Stored data entries
^^^^^^^^^^^^^^^^

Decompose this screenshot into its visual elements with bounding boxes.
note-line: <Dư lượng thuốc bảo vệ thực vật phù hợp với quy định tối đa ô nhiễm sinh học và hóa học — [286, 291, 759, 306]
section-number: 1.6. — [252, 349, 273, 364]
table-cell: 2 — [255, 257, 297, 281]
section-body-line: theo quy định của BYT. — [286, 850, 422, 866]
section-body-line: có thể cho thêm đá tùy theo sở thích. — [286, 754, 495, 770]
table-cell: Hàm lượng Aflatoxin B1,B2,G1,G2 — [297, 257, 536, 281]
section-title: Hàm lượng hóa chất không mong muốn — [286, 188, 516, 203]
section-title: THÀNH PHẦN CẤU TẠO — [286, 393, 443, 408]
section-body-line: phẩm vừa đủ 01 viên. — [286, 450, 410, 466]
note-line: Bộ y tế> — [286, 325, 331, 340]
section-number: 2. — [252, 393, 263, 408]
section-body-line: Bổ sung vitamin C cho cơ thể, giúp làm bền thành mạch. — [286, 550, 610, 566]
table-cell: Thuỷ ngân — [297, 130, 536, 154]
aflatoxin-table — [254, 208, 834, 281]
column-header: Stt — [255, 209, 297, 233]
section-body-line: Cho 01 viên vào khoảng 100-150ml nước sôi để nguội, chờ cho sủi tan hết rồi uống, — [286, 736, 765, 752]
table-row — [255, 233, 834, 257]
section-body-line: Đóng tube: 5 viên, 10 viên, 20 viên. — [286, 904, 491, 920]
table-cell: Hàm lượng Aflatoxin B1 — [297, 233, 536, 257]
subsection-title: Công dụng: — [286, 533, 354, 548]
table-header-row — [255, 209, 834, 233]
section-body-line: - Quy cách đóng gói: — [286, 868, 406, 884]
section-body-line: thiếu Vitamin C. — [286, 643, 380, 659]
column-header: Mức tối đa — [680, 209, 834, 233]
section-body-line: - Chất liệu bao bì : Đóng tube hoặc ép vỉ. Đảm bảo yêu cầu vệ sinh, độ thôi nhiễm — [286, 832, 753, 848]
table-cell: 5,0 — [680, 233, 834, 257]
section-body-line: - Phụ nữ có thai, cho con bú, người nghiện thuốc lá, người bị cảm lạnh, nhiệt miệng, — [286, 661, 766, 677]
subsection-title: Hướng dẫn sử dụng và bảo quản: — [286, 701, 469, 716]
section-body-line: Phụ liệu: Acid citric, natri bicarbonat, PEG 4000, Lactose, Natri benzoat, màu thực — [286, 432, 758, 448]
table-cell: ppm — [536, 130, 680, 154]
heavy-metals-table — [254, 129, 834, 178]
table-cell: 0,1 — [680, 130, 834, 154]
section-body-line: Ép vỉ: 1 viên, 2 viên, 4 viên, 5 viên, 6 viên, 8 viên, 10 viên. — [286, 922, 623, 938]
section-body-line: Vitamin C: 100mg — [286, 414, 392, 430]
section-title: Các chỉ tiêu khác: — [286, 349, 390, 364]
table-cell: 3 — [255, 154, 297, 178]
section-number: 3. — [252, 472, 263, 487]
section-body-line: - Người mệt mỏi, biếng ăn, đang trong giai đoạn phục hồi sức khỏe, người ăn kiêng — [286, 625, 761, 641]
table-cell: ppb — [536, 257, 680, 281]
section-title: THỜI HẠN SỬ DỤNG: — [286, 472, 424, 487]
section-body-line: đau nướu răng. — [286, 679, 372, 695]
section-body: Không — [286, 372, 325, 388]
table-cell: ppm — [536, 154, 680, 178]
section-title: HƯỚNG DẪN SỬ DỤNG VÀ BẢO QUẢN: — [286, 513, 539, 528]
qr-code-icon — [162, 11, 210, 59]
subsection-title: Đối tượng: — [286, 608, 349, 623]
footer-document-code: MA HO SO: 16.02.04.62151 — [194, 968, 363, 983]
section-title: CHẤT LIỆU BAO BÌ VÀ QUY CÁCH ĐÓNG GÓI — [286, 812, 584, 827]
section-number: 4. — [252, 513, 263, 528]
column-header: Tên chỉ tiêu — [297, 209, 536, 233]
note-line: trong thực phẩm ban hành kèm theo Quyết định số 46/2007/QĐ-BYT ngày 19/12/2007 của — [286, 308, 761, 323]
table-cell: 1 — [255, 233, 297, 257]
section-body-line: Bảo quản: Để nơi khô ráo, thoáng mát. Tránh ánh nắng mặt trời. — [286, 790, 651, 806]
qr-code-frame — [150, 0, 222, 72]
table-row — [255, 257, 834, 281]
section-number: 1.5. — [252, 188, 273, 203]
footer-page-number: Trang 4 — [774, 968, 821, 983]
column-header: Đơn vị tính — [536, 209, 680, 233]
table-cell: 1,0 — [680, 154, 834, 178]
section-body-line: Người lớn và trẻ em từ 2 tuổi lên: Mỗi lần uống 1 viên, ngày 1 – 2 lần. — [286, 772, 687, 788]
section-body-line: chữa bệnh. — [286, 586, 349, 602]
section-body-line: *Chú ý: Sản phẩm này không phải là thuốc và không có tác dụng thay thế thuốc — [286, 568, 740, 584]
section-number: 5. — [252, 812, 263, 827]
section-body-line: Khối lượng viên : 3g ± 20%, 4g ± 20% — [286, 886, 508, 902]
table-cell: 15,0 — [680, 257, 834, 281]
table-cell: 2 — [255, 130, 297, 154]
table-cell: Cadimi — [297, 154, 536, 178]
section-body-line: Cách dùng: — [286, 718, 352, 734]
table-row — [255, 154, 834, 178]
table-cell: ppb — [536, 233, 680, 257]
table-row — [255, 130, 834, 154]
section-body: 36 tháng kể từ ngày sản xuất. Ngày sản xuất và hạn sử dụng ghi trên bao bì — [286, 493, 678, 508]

^^^^^^^^^^^^^^^^

=== Goal of the exercise ===
Locate the word "thuốc" in the records above, and return each line that has it.

=== Output ===
note-line: <Dư lượng thuốc bảo vệ thực vật phù hợp với quy định tối đa ô nhiễm sinh học và hóa học — [286, 291, 759, 306]
section-body-line: - Phụ nữ có thai, cho con bú, người nghiện thuốc lá, người bị cảm lạnh, nhiệt miệng, — [286, 661, 766, 677]
section-body-line: *Chú ý: Sản phẩm này không phải là thuốc và không có tác dụng thay thế thuốc — [286, 568, 740, 584]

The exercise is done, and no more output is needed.